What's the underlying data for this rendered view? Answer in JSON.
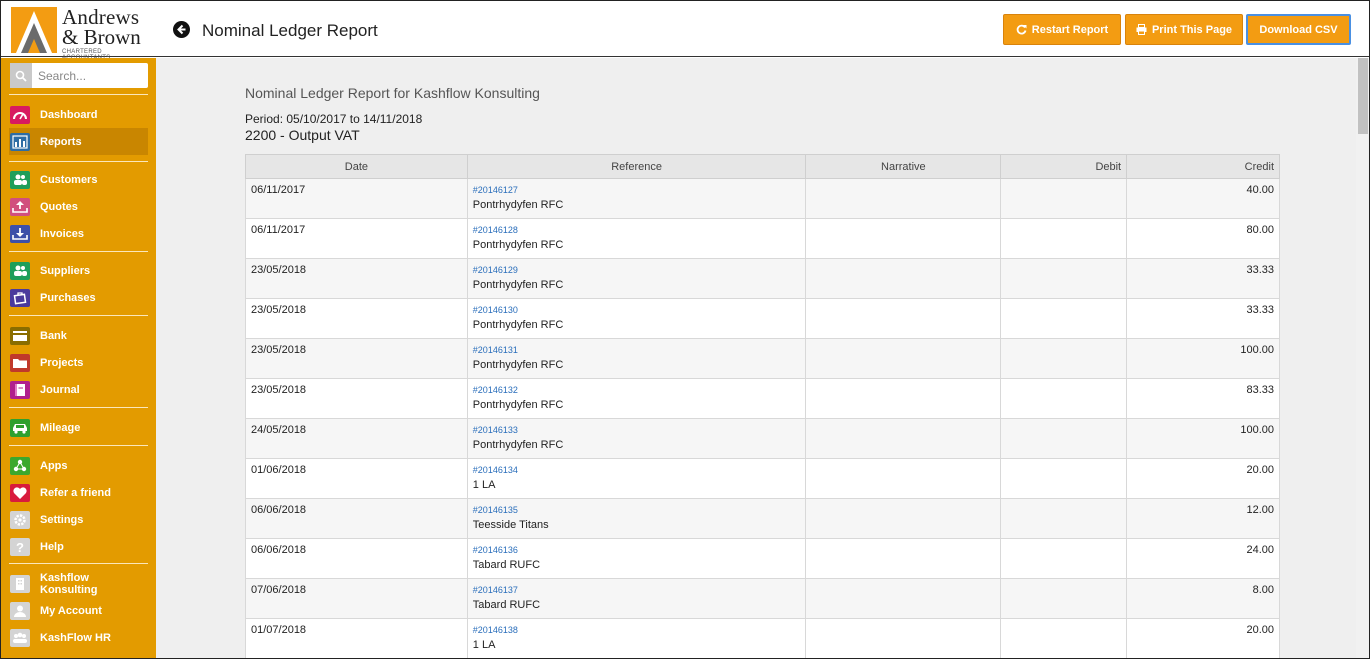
{
  "brand": {
    "line1": "Andrews",
    "line2": "& Brown",
    "line3": "CHARTERED ACCOUNTANTS"
  },
  "header": {
    "title": "Nominal Ledger Report",
    "buttons": {
      "restart": "Restart Report",
      "print": "Print This Page",
      "csv": "Download CSV"
    }
  },
  "sidebar": {
    "search_placeholder": "Search...",
    "items": [
      {
        "label": "Dashboard"
      },
      {
        "label": "Reports"
      },
      {
        "label": "Customers"
      },
      {
        "label": "Quotes"
      },
      {
        "label": "Invoices"
      },
      {
        "label": "Suppliers"
      },
      {
        "label": "Purchases"
      },
      {
        "label": "Bank"
      },
      {
        "label": "Projects"
      },
      {
        "label": "Journal"
      },
      {
        "label": "Mileage"
      },
      {
        "label": "Apps"
      },
      {
        "label": "Refer a friend"
      },
      {
        "label": "Settings"
      },
      {
        "label": "Help"
      },
      {
        "label": "Kashflow Konsulting"
      },
      {
        "label": "My Account"
      },
      {
        "label": "KashFlow HR"
      }
    ]
  },
  "report": {
    "title": "Nominal Ledger Report for Kashflow Konsulting",
    "period": "Period: 05/10/2017 to 14/11/2018",
    "account": "2200 - Output VAT",
    "columns": [
      "Date",
      "Reference",
      "Narrative",
      "Debit",
      "Credit"
    ],
    "rows": [
      {
        "date": "06/11/2017",
        "ref": "#20146127",
        "name": "Pontrhydyfen RFC",
        "narrative": "",
        "debit": "",
        "credit": "40.00"
      },
      {
        "date": "06/11/2017",
        "ref": "#20146128",
        "name": "Pontrhydyfen RFC",
        "narrative": "",
        "debit": "",
        "credit": "80.00"
      },
      {
        "date": "23/05/2018",
        "ref": "#20146129",
        "name": "Pontrhydyfen RFC",
        "narrative": "",
        "debit": "",
        "credit": "33.33"
      },
      {
        "date": "23/05/2018",
        "ref": "#20146130",
        "name": "Pontrhydyfen RFC",
        "narrative": "",
        "debit": "",
        "credit": "33.33"
      },
      {
        "date": "23/05/2018",
        "ref": "#20146131",
        "name": "Pontrhydyfen RFC",
        "narrative": "",
        "debit": "",
        "credit": "100.00"
      },
      {
        "date": "23/05/2018",
        "ref": "#20146132",
        "name": "Pontrhydyfen RFC",
        "narrative": "",
        "debit": "",
        "credit": "83.33"
      },
      {
        "date": "24/05/2018",
        "ref": "#20146133",
        "name": "Pontrhydyfen RFC",
        "narrative": "",
        "debit": "",
        "credit": "100.00"
      },
      {
        "date": "01/06/2018",
        "ref": "#20146134",
        "name": "1 LA",
        "narrative": "",
        "debit": "",
        "credit": "20.00"
      },
      {
        "date": "06/06/2018",
        "ref": "#20146135",
        "name": "Teesside Titans",
        "narrative": "",
        "debit": "",
        "credit": "12.00"
      },
      {
        "date": "06/06/2018",
        "ref": "#20146136",
        "name": "Tabard RUFC",
        "narrative": "",
        "debit": "",
        "credit": "24.00"
      },
      {
        "date": "07/06/2018",
        "ref": "#20146137",
        "name": "Tabard RUFC",
        "narrative": "",
        "debit": "",
        "credit": "8.00"
      },
      {
        "date": "01/07/2018",
        "ref": "#20146138",
        "name": "1 LA",
        "narrative": "",
        "debit": "",
        "credit": "20.00"
      }
    ]
  }
}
**********
Given exercise – Write out the entries above word for word. Do not include the pictures.

Answer to the exercise –
What's the underlying data for this rendered view? Answer in JSON.
{
  "brand": {
    "line1": "Andrews",
    "line2": "& Brown",
    "line3": "CHARTERED ACCOUNTANTS"
  },
  "header": {
    "title": "Nominal Ledger Report",
    "buttons": {
      "restart": "Restart Report",
      "print": "Print This Page",
      "csv": "Download CSV"
    }
  },
  "sidebar": {
    "search_placeholder": "Search...",
    "items": [
      {
        "label": "Dashboard"
      },
      {
        "label": "Reports"
      },
      {
        "label": "Customers"
      },
      {
        "label": "Quotes"
      },
      {
        "label": "Invoices"
      },
      {
        "label": "Suppliers"
      },
      {
        "label": "Purchases"
      },
      {
        "label": "Bank"
      },
      {
        "label": "Projects"
      },
      {
        "label": "Journal"
      },
      {
        "label": "Mileage"
      },
      {
        "label": "Apps"
      },
      {
        "label": "Refer a friend"
      },
      {
        "label": "Settings"
      },
      {
        "label": "Help"
      },
      {
        "label": "Kashflow Konsulting"
      },
      {
        "label": "My Account"
      },
      {
        "label": "KashFlow HR"
      }
    ]
  },
  "report": {
    "title": "Nominal Ledger Report for Kashflow Konsulting",
    "period": "Period: 05/10/2017 to 14/11/2018",
    "account": "2200 - Output VAT",
    "columns": [
      "Date",
      "Reference",
      "Narrative",
      "Debit",
      "Credit"
    ],
    "rows": [
      {
        "date": "06/11/2017",
        "ref": "#20146127",
        "name": "Pontrhydyfen RFC",
        "narrative": "",
        "debit": "",
        "credit": "40.00"
      },
      {
        "date": "06/11/2017",
        "ref": "#20146128",
        "name": "Pontrhydyfen RFC",
        "narrative": "",
        "debit": "",
        "credit": "80.00"
      },
      {
        "date": "23/05/2018",
        "ref": "#20146129",
        "name": "Pontrhydyfen RFC",
        "narrative": "",
        "debit": "",
        "credit": "33.33"
      },
      {
        "date": "23/05/2018",
        "ref": "#20146130",
        "name": "Pontrhydyfen RFC",
        "narrative": "",
        "debit": "",
        "credit": "33.33"
      },
      {
        "date": "23/05/2018",
        "ref": "#20146131",
        "name": "Pontrhydyfen RFC",
        "narrative": "",
        "debit": "",
        "credit": "100.00"
      },
      {
        "date": "23/05/2018",
        "ref": "#20146132",
        "name": "Pontrhydyfen RFC",
        "narrative": "",
        "debit": "",
        "credit": "83.33"
      },
      {
        "date": "24/05/2018",
        "ref": "#20146133",
        "name": "Pontrhydyfen RFC",
        "narrative": "",
        "debit": "",
        "credit": "100.00"
      },
      {
        "date": "01/06/2018",
        "ref": "#20146134",
        "name": "1 LA",
        "narrative": "",
        "debit": "",
        "credit": "20.00"
      },
      {
        "date": "06/06/2018",
        "ref": "#20146135",
        "name": "Teesside Titans",
        "narrative": "",
        "debit": "",
        "credit": "12.00"
      },
      {
        "date": "06/06/2018",
        "ref": "#20146136",
        "name": "Tabard RUFC",
        "narrative": "",
        "debit": "",
        "credit": "24.00"
      },
      {
        "date": "07/06/2018",
        "ref": "#20146137",
        "name": "Tabard RUFC",
        "narrative": "",
        "debit": "",
        "credit": "8.00"
      },
      {
        "date": "01/07/2018",
        "ref": "#20146138",
        "name": "1 LA",
        "narrative": "",
        "debit": "",
        "credit": "20.00"
      }
    ]
  }
}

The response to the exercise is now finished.